— The request —
Transcribe each record below word for word.

— Data to process —

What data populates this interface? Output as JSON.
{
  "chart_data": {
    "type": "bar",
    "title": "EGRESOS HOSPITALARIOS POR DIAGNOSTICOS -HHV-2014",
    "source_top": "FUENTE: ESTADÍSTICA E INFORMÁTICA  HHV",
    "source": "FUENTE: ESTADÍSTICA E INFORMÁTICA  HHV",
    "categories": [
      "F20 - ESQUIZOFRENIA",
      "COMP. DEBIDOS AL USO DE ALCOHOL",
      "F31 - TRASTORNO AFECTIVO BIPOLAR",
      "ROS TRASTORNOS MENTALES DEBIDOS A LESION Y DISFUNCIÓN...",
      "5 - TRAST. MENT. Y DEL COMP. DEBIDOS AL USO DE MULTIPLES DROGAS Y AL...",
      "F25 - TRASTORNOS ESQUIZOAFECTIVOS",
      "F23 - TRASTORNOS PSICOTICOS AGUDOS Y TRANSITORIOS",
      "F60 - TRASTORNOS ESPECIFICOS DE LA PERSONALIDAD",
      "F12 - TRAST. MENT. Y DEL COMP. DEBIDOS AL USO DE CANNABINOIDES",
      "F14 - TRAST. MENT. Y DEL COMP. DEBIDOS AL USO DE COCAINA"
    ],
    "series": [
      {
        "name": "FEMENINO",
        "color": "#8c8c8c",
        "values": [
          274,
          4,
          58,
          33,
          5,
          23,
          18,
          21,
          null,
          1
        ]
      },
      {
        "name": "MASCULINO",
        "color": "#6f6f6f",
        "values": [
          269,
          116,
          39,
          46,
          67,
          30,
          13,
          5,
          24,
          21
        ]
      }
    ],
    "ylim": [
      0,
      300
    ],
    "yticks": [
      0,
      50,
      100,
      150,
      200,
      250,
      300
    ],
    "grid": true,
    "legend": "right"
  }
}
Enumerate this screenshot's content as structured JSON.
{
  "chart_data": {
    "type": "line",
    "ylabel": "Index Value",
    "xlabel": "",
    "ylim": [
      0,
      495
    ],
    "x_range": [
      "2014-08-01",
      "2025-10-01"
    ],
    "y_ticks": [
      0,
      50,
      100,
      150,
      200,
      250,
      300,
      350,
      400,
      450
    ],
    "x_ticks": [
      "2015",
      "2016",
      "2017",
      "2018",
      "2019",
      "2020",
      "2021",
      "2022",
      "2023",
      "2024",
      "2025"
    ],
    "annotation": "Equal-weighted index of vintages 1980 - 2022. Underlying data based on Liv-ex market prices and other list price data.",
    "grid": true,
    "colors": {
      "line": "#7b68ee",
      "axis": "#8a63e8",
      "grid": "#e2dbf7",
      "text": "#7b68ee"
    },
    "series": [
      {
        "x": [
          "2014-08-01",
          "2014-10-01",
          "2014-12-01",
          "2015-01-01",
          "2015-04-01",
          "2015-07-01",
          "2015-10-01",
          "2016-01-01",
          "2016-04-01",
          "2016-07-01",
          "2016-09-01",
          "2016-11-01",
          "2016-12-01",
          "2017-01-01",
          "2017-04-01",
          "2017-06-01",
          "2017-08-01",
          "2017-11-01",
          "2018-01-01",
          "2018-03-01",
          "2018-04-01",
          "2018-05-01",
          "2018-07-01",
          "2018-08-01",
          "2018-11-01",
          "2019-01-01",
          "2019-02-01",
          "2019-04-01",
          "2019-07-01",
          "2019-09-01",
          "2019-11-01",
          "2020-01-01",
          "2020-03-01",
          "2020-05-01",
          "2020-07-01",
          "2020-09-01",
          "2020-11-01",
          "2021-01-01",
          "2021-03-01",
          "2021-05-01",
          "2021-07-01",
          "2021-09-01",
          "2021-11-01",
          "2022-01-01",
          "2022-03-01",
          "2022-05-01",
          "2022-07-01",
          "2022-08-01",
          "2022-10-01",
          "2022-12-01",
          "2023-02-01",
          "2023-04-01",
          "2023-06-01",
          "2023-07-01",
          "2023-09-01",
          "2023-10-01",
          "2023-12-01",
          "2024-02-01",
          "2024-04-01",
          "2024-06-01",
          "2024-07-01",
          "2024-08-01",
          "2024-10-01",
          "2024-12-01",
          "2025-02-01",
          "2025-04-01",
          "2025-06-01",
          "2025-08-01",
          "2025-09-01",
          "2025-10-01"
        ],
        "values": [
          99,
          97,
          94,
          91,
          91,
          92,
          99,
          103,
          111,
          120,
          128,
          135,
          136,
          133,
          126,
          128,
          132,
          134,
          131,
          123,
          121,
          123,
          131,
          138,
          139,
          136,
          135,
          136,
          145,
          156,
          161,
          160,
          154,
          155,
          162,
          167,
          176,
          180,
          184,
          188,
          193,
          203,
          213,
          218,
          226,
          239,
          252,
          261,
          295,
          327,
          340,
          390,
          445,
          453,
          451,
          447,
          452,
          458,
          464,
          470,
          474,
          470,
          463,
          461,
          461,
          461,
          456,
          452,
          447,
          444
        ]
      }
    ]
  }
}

— Output for this exercise —
What data populates this interface? Output as JSON.
{
  "chart_data": {
    "type": "bar",
    "title": "EGRESOS HOSPITALARIOS POR DIAGNOSTICOS -HHV-2014",
    "source_top": "FUENTE: ESTADÍSTICA E INFORMÁTICA  HHV",
    "source": "FUENTE: ESTADÍSTICA E INFORMÁTICA  HHV",
    "categories": [
      "F20 - ESQUIZOFRENIA",
      "COMP. DEBIDOS AL USO DE ALCOHOL",
      "F31 - TRASTORNO AFECTIVO BIPOLAR",
      "ROS TRASTORNOS MENTALES DEBIDOS A LESION Y DISFUNCIÓN...",
      "5 - TRAST. MENT. Y DEL COMP. DEBIDOS AL USO DE MULTIPLES DROGAS Y AL...",
      "F25 - TRASTORNOS ESQUIZOAFECTIVOS",
      "F23 - TRASTORNOS PSICOTICOS AGUDOS Y TRANSITORIOS",
      "F60 - TRASTORNOS ESPECIFICOS DE LA PERSONALIDAD",
      "F12 - TRAST. MENT. Y DEL COMP. DEBIDOS AL USO DE CANNABINOIDES",
      "F14 - TRAST. MENT. Y DEL COMP. DEBIDOS AL USO DE COCAINA"
    ],
    "series": [
      {
        "name": "FEMENINO",
        "color": "#8c8c8c",
        "values": [
          274,
          4,
          58,
          33,
          5,
          23,
          18,
          21,
          null,
          1
        ]
      },
      {
        "name": "MASCULINO",
        "color": "#6f6f6f",
        "values": [
          269,
          116,
          39,
          46,
          67,
          30,
          13,
          5,
          24,
          21
        ]
      }
    ],
    "ylim": [
      0,
      300
    ],
    "yticks": [
      0,
      50,
      100,
      150,
      200,
      250,
      300
    ],
    "grid": true,
    "legend": "right"
  }
}
Enumerate this screenshot's content as structured JSON.
{
  "chart_data": {
    "type": "line",
    "ylabel": "Index Value",
    "xlabel": "",
    "ylim": [
      0,
      495
    ],
    "x_range": [
      "2014-08-01",
      "2025-10-01"
    ],
    "y_ticks": [
      0,
      50,
      100,
      150,
      200,
      250,
      300,
      350,
      400,
      450
    ],
    "x_ticks": [
      "2015",
      "2016",
      "2017",
      "2018",
      "2019",
      "2020",
      "2021",
      "2022",
      "2023",
      "2024",
      "2025"
    ],
    "annotation": "Equal-weighted index of vintages 1980 - 2022. Underlying data based on Liv-ex market prices and other list price data.",
    "grid": true,
    "colors": {
      "line": "#7b68ee",
      "axis": "#8a63e8",
      "grid": "#e2dbf7",
      "text": "#7b68ee"
    },
    "series": [
      {
        "x": [
          "2014-08-01",
          "2014-10-01",
          "2014-12-01",
          "2015-01-01",
          "2015-04-01",
          "2015-07-01",
          "2015-10-01",
          "2016-01-01",
          "2016-04-01",
          "2016-07-01",
          "2016-09-01",
          "2016-11-01",
          "2016-12-01",
          "2017-01-01",
          "2017-04-01",
          "2017-06-01",
          "2017-08-01",
          "2017-11-01",
          "2018-01-01",
          "2018-03-01",
          "2018-04-01",
          "2018-05-01",
          "2018-07-01",
          "2018-08-01",
          "2018-11-01",
          "2019-01-01",
          "2019-02-01",
          "2019-04-01",
          "2019-07-01",
          "2019-09-01",
          "2019-11-01",
          "2020-01-01",
          "2020-03-01",
          "2020-05-01",
          "2020-07-01",
          "2020-09-01",
          "2020-11-01",
          "2021-01-01",
          "2021-03-01",
          "2021-05-01",
          "2021-07-01",
          "2021-09-01",
          "2021-11-01",
          "2022-01-01",
          "2022-03-01",
          "2022-05-01",
          "2022-07-01",
          "2022-08-01",
          "2022-10-01",
          "2022-12-01",
          "2023-02-01",
          "2023-04-01",
          "2023-06-01",
          "2023-07-01",
          "2023-09-01",
          "2023-10-01",
          "2023-12-01",
          "2024-02-01",
          "2024-04-01",
          "2024-06-01",
          "2024-07-01",
          "2024-08-01",
          "2024-10-01",
          "2024-12-01",
          "2025-02-01",
          "2025-04-01",
          "2025-06-01",
          "2025-08-01",
          "2025-09-01",
          "2025-10-01"
        ],
        "values": [
          99,
          97,
          94,
          91,
          91,
          92,
          99,
          103,
          111,
          120,
          128,
          135,
          136,
          133,
          126,
          128,
          132,
          134,
          131,
          123,
          121,
          123,
          131,
          138,
          139,
          136,
          135,
          136,
          145,
          156,
          161,
          160,
          154,
          155,
          162,
          167,
          176,
          180,
          184,
          188,
          193,
          203,
          213,
          218,
          226,
          239,
          252,
          261,
          295,
          327,
          340,
          390,
          445,
          453,
          451,
          447,
          452,
          458,
          464,
          470,
          474,
          470,
          463,
          461,
          461,
          461,
          456,
          452,
          447,
          444
        ]
      }
    ]
  }
}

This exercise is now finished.